### [TASK DIRECTIONS]
Retype each entry below exactly as it stands.

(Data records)

========================================

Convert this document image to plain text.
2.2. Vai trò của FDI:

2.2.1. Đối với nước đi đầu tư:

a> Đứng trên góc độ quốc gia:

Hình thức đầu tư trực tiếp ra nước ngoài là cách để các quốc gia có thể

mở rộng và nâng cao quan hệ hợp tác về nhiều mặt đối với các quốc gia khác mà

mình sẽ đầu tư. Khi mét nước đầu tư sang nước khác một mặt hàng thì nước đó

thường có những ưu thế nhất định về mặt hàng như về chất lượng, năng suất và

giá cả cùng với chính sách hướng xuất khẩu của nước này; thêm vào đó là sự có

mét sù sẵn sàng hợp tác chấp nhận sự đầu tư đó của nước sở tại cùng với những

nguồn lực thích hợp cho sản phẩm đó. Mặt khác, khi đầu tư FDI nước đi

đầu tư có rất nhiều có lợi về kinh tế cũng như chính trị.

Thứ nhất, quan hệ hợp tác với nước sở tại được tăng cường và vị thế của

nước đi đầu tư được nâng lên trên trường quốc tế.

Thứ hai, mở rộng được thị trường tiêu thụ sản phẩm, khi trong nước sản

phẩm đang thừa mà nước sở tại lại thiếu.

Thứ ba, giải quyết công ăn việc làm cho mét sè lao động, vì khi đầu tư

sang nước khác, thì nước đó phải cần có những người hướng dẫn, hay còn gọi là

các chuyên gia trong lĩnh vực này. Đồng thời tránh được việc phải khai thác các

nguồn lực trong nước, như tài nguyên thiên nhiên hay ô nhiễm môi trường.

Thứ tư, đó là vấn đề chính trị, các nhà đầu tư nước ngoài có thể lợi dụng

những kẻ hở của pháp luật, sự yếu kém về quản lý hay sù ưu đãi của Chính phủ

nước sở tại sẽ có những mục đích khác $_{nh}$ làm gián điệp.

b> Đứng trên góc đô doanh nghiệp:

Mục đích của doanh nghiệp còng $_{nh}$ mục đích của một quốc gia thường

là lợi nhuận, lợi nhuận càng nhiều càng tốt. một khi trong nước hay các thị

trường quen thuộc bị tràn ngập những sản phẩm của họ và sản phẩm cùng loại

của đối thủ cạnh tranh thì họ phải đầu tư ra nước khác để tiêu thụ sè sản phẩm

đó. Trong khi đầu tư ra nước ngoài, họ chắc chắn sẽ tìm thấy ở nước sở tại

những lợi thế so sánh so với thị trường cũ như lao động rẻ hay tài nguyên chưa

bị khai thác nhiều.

========================================

### [RESULT]
Convert this document image to plain text.
2.2. Vai trò của FDI:

2.2.1. Đối với nước đi đầu tư:

a> Đứng trên góc độ quốc gia:

Hình thức đầu tư trực tiếp ra nước ngoài là cách để các quốc gia có thể

mở rộng và nâng cao quan hệ hợp tác về nhiều mặt đối với các quốc gia khác mà

mình sẽ đầu tư. Khi mét nước đầu tư sang nước khác một mặt hàng thì nước đó

thường có những ưu thế nhất định về mặt hàng như về chất lượng, năng suất và

giá cả cùng với chính sách hướng xuất khẩu của nước này; thêm vào đó là sự có

mét sù sẵn sàng hợp tác chấp nhận sự đầu tư đó của nước sở tại cùng với những

nguồn lực thích hợp cho sản phẩm đó. Mặt khác, khi đầu tư FDI nước đi

đầu tư có rất nhiều có lợi về kinh tế cũng như chính trị.

Thứ nhất, quan hệ hợp tác với nước sở tại được tăng cường và vị thế của

nước đi đầu tư được nâng lên trên trường quốc tế.

Thứ hai, mở rộng được thị trường tiêu thụ sản phẩm, khi trong nước sản

phẩm đang thừa mà nước sở tại lại thiếu.

Thứ ba, giải quyết công ăn việc làm cho mét sè lao động, vì khi đầu tư

sang nước khác, thì nước đó phải cần có những người hướng dẫn, hay còn gọi là

các chuyên gia trong lĩnh vực này. Đồng thời tránh được việc phải khai thác các

nguồn lực trong nước, như tài nguyên thiên nhiên hay ô nhiễm môi trường.

Thứ tư, đó là vấn đề chính trị, các nhà đầu tư nước ngoài có thể lợi dụng

những kẻ hở của pháp luật, sự yếu kém về quản lý hay sù ưu đãi của Chính phủ

nước sở tại sẽ có những mục đích khác $_{nh}$ làm gián điệp.

b> Đứng trên góc đô doanh nghiệp:

Mục đích của doanh nghiệp còng $_{nh}$ mục đích của một quốc gia thường

là lợi nhuận, lợi nhuận càng nhiều càng tốt. một khi trong nước hay các thị

trường quen thuộc bị tràn ngập những sản phẩm của họ và sản phẩm cùng loại

của đối thủ cạnh tranh thì họ phải đầu tư ra nước khác để tiêu thụ sè sản phẩm

đó. Trong khi đầu tư ra nước ngoài, họ chắc chắn sẽ tìm thấy ở nước sở tại

những lợi thế so sánh so với thị trường cũ như lao động rẻ hay tài nguyên chưa

bị khai thác nhiều.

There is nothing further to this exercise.